Exercise instructions » Your task is to copy every line of the records below that contains "crema".

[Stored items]

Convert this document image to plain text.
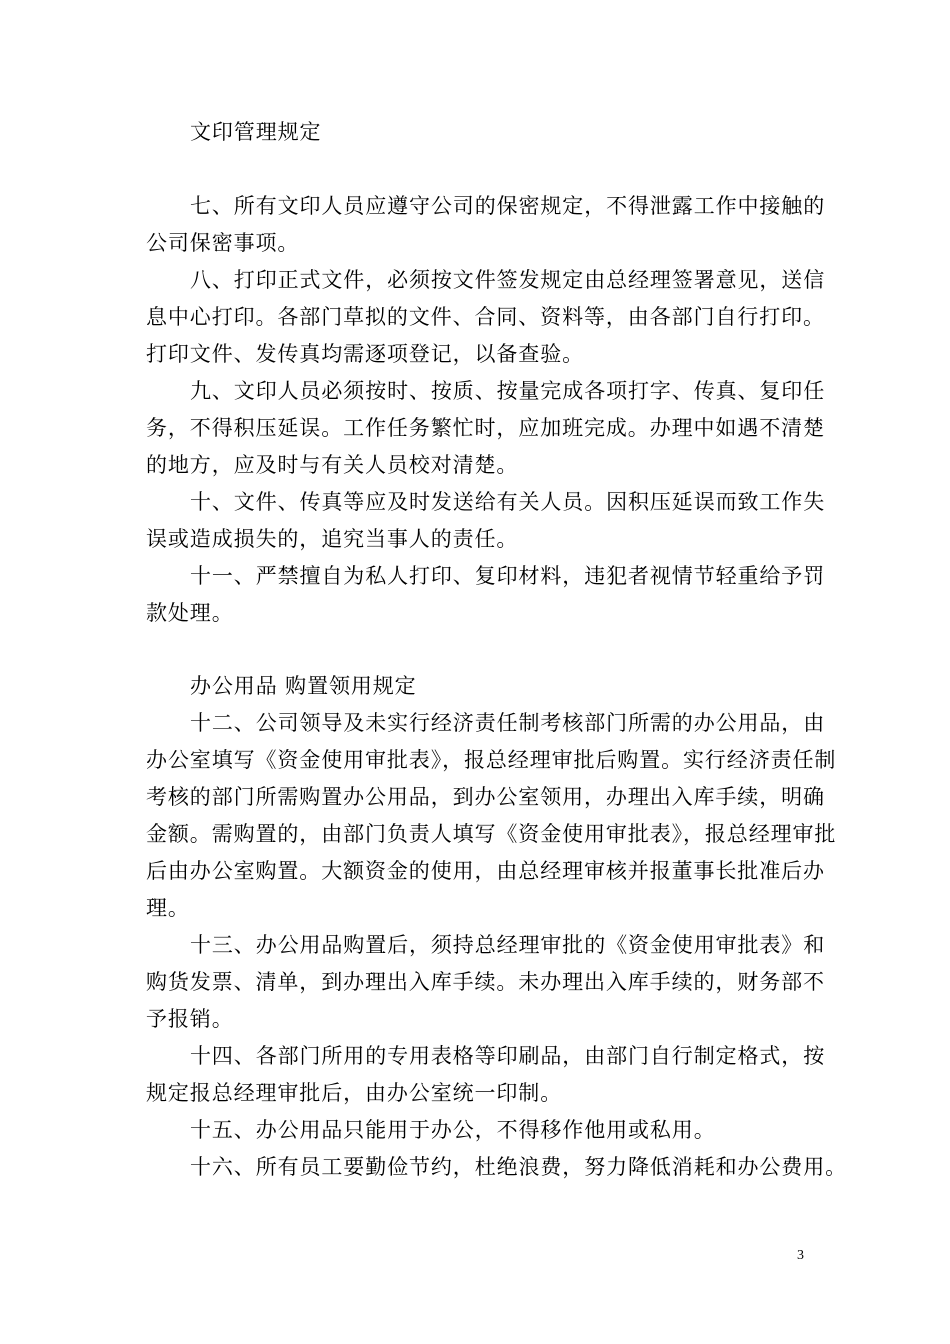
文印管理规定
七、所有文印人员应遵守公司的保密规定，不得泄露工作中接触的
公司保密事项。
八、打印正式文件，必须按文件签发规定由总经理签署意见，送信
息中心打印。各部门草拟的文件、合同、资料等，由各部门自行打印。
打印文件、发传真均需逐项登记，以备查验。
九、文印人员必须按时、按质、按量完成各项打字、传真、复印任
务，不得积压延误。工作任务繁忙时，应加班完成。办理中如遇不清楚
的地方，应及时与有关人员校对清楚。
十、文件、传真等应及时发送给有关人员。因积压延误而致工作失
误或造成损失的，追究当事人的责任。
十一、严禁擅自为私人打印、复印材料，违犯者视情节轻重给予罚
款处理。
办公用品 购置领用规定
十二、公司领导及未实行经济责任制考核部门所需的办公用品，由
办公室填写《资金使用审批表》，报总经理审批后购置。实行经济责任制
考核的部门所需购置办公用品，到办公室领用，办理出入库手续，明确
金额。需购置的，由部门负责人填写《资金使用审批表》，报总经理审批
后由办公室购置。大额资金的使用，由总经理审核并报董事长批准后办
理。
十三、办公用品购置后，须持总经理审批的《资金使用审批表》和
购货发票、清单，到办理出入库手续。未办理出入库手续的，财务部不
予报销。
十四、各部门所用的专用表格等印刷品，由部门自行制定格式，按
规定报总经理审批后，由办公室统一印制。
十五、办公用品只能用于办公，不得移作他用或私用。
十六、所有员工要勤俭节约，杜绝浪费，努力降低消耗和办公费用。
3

...

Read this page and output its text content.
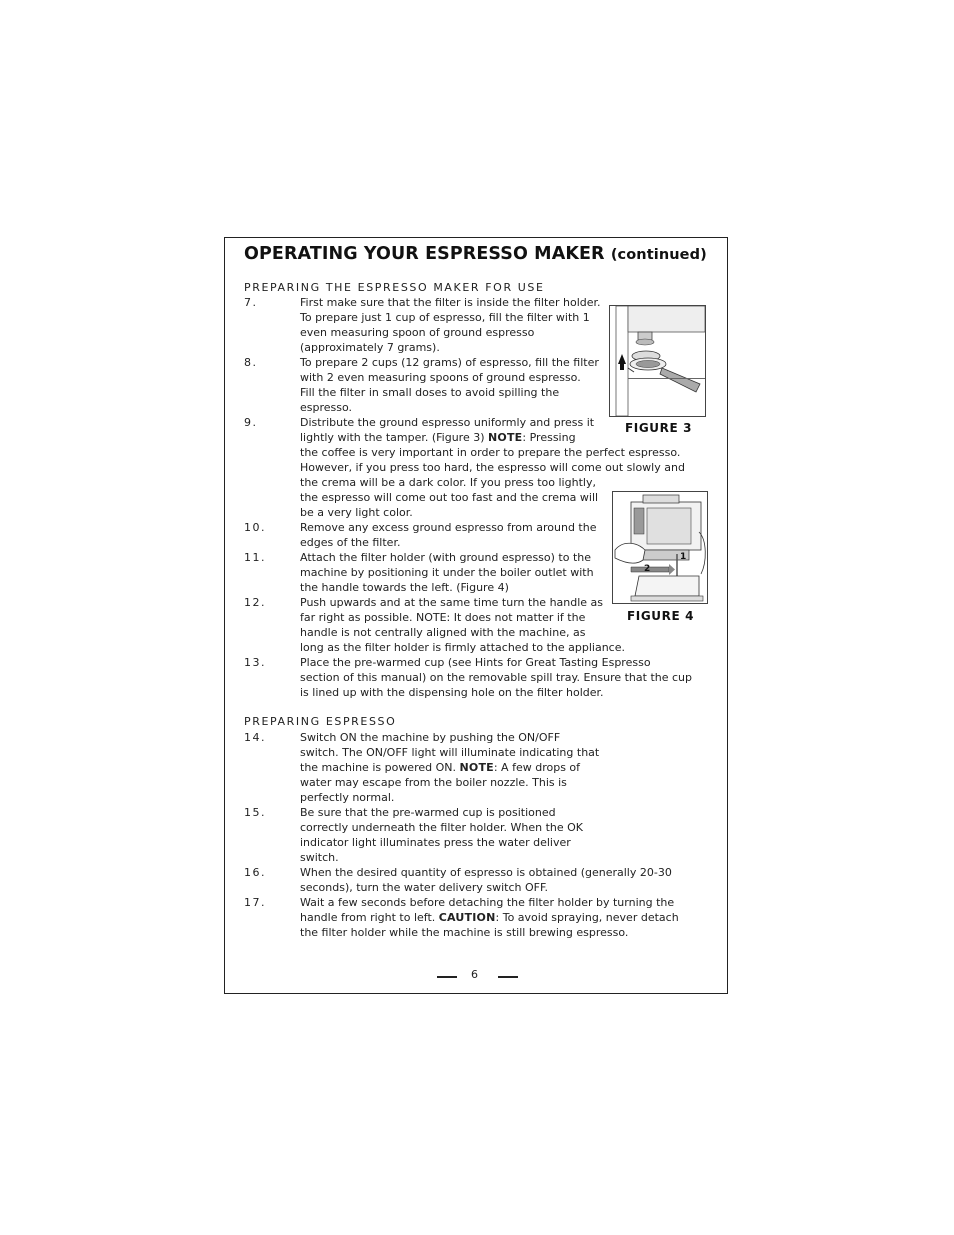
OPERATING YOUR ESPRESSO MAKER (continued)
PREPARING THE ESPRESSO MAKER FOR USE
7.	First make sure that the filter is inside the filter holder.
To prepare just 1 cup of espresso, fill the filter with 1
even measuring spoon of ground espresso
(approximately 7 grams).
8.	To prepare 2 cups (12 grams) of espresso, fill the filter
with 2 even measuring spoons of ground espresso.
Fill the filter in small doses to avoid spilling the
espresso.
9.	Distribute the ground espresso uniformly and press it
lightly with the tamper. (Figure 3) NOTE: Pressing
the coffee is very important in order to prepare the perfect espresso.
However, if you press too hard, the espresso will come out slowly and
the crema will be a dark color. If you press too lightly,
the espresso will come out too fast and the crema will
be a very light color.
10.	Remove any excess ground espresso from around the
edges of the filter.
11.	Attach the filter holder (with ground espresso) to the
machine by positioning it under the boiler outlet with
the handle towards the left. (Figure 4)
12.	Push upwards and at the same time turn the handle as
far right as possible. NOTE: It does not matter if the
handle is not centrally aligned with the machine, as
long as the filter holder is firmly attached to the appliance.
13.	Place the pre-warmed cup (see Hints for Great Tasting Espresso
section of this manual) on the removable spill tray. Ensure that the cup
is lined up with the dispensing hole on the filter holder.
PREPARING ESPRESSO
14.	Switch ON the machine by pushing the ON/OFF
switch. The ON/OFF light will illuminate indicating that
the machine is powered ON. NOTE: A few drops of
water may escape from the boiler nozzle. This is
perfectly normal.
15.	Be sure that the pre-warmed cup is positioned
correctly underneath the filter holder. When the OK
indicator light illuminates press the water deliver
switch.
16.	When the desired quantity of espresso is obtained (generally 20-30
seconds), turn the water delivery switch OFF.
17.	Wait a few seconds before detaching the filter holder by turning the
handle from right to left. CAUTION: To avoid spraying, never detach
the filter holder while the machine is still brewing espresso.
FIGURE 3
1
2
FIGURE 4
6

* * *

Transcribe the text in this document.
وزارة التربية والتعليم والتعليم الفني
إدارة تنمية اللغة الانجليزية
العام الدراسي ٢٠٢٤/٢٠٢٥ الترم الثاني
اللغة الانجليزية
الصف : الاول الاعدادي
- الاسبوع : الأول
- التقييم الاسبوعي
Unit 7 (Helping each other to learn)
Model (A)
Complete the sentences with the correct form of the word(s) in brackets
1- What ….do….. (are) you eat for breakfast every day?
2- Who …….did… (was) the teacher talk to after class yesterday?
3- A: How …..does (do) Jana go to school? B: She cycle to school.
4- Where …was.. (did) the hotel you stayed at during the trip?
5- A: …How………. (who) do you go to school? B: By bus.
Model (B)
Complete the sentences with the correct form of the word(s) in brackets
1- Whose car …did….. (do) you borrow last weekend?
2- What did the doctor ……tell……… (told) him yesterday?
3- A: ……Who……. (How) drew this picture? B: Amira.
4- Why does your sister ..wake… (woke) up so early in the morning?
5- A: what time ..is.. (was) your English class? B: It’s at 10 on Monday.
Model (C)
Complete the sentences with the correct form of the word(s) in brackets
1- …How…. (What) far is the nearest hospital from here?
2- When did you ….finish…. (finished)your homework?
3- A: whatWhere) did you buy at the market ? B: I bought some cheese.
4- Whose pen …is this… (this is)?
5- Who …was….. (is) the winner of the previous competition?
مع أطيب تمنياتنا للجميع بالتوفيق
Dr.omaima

Output of the task »
the crema will be a dark color. If you press too lightly,
the espresso will come out too fast and the crema will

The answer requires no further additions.